Exercise directions
Extract and list every line that contains the word "this".

Entries supplied
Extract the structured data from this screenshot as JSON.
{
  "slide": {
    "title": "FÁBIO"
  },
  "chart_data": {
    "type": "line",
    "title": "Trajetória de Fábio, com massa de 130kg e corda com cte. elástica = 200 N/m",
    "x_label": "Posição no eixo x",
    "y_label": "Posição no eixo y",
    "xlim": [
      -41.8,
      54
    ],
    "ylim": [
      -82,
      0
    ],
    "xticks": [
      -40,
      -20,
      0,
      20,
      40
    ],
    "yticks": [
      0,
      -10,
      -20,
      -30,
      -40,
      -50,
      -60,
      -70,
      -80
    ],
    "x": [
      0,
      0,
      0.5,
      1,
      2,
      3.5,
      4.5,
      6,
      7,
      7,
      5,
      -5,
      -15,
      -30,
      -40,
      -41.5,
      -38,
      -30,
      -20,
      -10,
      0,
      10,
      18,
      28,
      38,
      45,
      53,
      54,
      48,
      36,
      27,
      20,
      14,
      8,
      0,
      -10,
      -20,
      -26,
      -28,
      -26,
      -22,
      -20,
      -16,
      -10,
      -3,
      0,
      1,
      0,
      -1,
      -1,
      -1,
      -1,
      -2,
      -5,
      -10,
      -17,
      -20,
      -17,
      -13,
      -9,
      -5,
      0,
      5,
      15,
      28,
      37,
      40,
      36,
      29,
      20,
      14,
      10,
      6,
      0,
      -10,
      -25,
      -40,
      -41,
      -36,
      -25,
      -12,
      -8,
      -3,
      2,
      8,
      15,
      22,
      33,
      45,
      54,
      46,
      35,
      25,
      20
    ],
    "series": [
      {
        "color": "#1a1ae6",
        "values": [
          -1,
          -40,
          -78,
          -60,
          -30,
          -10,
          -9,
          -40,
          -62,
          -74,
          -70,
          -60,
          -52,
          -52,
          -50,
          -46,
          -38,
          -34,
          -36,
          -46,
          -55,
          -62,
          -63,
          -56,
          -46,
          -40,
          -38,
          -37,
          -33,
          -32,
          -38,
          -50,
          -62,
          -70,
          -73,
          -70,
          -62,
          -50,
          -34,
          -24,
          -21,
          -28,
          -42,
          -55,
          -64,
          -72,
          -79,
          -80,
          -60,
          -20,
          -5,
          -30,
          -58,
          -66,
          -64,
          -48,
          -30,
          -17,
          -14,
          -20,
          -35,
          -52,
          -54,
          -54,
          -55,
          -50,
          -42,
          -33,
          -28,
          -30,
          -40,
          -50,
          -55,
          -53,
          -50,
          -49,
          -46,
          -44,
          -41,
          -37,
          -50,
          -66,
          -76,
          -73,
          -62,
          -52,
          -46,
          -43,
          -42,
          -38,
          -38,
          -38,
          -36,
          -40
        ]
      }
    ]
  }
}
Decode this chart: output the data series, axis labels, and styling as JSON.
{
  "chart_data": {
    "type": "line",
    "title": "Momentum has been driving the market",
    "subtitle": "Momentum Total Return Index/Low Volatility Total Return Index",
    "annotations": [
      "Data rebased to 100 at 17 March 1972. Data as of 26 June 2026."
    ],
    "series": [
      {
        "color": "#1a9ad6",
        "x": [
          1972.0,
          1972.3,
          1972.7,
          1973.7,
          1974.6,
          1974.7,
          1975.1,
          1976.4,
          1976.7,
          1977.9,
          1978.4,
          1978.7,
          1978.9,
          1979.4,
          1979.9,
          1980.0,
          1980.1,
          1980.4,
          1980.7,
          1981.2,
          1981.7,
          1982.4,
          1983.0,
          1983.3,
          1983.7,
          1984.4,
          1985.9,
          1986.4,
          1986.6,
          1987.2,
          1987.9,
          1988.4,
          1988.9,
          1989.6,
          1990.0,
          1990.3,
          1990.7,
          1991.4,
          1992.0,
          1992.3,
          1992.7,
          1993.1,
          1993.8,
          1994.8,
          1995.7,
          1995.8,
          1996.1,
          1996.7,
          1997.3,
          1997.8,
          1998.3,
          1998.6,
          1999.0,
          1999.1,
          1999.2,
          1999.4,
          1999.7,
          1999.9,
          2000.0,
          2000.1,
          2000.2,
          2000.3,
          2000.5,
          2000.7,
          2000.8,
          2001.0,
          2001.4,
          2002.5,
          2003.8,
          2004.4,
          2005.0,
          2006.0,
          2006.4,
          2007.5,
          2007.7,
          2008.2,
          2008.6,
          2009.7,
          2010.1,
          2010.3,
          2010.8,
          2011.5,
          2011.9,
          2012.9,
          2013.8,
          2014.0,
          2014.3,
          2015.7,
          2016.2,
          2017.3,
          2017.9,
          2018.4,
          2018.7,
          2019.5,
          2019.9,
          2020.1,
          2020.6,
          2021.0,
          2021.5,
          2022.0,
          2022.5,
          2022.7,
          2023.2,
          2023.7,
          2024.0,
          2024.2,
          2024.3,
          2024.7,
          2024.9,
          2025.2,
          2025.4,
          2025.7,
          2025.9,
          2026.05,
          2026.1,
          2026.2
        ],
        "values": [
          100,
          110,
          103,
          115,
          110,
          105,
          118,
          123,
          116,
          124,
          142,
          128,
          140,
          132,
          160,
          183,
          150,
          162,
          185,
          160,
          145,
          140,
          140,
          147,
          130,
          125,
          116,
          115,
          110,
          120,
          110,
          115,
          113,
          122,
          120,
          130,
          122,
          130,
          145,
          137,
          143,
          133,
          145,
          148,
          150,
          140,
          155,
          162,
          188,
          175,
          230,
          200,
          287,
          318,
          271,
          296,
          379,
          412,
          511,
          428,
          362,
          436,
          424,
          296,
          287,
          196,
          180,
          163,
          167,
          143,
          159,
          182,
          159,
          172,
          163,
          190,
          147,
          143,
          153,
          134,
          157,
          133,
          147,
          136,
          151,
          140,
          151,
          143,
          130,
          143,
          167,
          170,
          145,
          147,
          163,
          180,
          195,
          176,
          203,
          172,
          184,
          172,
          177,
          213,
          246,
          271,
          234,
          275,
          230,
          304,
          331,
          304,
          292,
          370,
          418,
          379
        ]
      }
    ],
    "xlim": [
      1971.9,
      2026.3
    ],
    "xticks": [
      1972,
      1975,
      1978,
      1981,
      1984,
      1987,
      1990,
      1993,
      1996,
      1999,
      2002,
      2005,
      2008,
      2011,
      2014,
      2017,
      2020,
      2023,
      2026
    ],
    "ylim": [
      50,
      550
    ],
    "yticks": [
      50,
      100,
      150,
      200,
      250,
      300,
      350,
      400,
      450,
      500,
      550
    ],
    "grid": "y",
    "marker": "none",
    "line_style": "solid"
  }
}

Written answer
Extract the structured data from this screenshot as JSON.
Decode this chart: output the data series, axis labels, and styling as JSON.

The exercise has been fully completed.